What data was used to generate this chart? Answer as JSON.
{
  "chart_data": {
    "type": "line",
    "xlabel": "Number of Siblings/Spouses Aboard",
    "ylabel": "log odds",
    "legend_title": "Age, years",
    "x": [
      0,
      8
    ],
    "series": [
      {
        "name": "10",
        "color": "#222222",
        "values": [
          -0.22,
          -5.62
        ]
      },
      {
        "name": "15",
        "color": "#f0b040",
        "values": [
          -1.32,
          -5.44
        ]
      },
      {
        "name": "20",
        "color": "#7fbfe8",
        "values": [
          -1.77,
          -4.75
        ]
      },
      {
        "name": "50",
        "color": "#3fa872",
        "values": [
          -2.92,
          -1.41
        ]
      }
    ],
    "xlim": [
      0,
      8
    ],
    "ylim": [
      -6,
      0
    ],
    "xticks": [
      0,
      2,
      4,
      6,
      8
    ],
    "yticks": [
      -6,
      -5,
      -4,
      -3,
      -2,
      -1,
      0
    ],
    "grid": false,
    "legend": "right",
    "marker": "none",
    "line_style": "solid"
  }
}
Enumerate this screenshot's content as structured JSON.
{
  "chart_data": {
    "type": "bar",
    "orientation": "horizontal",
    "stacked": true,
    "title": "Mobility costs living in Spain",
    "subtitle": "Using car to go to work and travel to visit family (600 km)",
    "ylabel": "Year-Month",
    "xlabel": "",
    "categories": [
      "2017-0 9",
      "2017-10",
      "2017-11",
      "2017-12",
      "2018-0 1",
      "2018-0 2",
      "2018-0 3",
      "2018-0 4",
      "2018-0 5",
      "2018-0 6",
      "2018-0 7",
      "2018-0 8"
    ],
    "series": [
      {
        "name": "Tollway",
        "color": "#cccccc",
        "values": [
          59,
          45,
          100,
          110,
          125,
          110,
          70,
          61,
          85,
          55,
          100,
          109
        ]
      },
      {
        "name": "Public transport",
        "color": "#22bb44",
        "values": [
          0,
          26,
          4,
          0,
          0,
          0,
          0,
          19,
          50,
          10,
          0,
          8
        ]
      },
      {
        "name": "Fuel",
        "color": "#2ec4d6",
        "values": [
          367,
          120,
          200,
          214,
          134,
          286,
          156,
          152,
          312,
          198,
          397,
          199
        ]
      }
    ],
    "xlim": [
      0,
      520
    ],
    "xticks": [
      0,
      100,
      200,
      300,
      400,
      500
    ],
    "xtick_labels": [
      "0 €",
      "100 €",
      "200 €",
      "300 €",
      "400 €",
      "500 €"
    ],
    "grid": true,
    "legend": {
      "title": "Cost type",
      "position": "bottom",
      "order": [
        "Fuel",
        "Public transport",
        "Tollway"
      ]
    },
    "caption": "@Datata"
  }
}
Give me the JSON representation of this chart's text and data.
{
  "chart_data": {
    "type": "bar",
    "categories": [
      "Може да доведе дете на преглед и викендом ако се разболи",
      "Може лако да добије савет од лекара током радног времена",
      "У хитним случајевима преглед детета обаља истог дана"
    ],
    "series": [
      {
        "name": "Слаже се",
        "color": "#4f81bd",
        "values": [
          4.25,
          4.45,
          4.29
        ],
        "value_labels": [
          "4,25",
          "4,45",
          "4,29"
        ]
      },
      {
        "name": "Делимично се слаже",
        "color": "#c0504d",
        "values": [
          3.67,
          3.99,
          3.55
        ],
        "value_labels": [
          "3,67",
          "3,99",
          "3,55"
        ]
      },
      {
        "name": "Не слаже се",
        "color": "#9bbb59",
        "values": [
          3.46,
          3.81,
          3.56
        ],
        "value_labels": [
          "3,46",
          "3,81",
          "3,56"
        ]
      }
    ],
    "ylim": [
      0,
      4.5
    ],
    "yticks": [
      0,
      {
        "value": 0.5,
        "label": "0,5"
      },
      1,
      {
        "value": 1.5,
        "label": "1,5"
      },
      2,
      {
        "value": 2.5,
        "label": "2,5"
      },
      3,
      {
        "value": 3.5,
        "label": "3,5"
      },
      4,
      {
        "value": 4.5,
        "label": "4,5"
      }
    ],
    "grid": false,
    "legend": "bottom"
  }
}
━━━━━━━━━━━━━━━━
_WORK INSTRUCTIONS_:
Retype the data exactly as given.

_ANSWER_:
What data was used to generate this chart? Answer as JSON.
{
  "chart_data": {
    "type": "line",
    "xlabel": "Number of Siblings/Spouses Aboard",
    "ylabel": "log odds",
    "legend_title": "Age, years",
    "x": [
      0,
      8
    ],
    "series": [
      {
        "name": "10",
        "color": "#222222",
        "values": [
          -0.22,
          -5.62
        ]
      },
      {
        "name": "15",
        "color": "#f0b040",
        "values": [
          -1.32,
          -5.44
        ]
      },
      {
        "name": "20",
        "color": "#7fbfe8",
        "values": [
          -1.77,
          -4.75
        ]
      },
      {
        "name": "50",
        "color": "#3fa872",
        "values": [
          -2.92,
          -1.41
        ]
      }
    ],
    "xlim": [
      0,
      8
    ],
    "ylim": [
      -6,
      0
    ],
    "xticks": [
      0,
      2,
      4,
      6,
      8
    ],
    "yticks": [
      -6,
      -5,
      -4,
      -3,
      -2,
      -1,
      0
    ],
    "grid": false,
    "legend": "right",
    "marker": "none",
    "line_style": "solid"
  }
}
Enumerate this screenshot's content as structured JSON.
{
  "chart_data": {
    "type": "bar",
    "orientation": "horizontal",
    "stacked": true,
    "title": "Mobility costs living in Spain",
    "subtitle": "Using car to go to work and travel to visit family (600 km)",
    "ylabel": "Year-Month",
    "xlabel": "",
    "categories": [
      "2017-0 9",
      "2017-10",
      "2017-11",
      "2017-12",
      "2018-0 1",
      "2018-0 2",
      "2018-0 3",
      "2018-0 4",
      "2018-0 5",
      "2018-0 6",
      "2018-0 7",
      "2018-0 8"
    ],
    "series": [
      {
        "name": "Tollway",
        "color": "#cccccc",
        "values": [
          59,
          45,
          100,
          110,
          125,
          110,
          70,
          61,
          85,
          55,
          100,
          109
        ]
      },
      {
        "name": "Public transport",
        "color": "#22bb44",
        "values": [
          0,
          26,
          4,
          0,
          0,
          0,
          0,
          19,
          50,
          10,
          0,
          8
        ]
      },
      {
        "name": "Fuel",
        "color": "#2ec4d6",
        "values": [
          367,
          120,
          200,
          214,
          134,
          286,
          156,
          152,
          312,
          198,
          397,
          199
        ]
      }
    ],
    "xlim": [
      0,
      520
    ],
    "xticks": [
      0,
      100,
      200,
      300,
      400,
      500
    ],
    "xtick_labels": [
      "0 €",
      "100 €",
      "200 €",
      "300 €",
      "400 €",
      "500 €"
    ],
    "grid": true,
    "legend": {
      "title": "Cost type",
      "position": "bottom",
      "order": [
        "Fuel",
        "Public transport",
        "Tollway"
      ]
    },
    "caption": "@Datata"
  }
}
Give me the JSON representation of this chart's text and data.
{
  "chart_data": {
    "type": "bar",
    "categories": [
      "Може да доведе дете на преглед и викендом ако се разболи",
      "Може лако да добије савет од лекара током радног времена",
      "У хитним случајевима преглед детета обаља истог дана"
    ],
    "series": [
      {
        "name": "Слаже се",
        "color": "#4f81bd",
        "values": [
          4.25,
          4.45,
          4.29
        ],
        "value_labels": [
          "4,25",
          "4,45",
          "4,29"
        ]
      },
      {
        "name": "Делимично се слаже",
        "color": "#c0504d",
        "values": [
          3.67,
          3.99,
          3.55
        ],
        "value_labels": [
          "3,67",
          "3,99",
          "3,55"
        ]
      },
      {
        "name": "Не слаже се",
        "color": "#9bbb59",
        "values": [
          3.46,
          3.81,
          3.56
        ],
        "value_labels": [
          "3,46",
          "3,81",
          "3,56"
        ]
      }
    ],
    "ylim": [
      0,
      4.5
    ],
    "yticks": [
      0,
      {
        "value": 0.5,
        "label": "0,5"
      },
      1,
      {
        "value": 1.5,
        "label": "1,5"
      },
      2,
      {
        "value": 2.5,
        "label": "2,5"
      },
      3,
      {
        "value": 3.5,
        "label": "3,5"
      },
      4,
      {
        "value": 4.5,
        "label": "4,5"
      }
    ],
    "grid": false,
    "legend": "bottom"
  }
}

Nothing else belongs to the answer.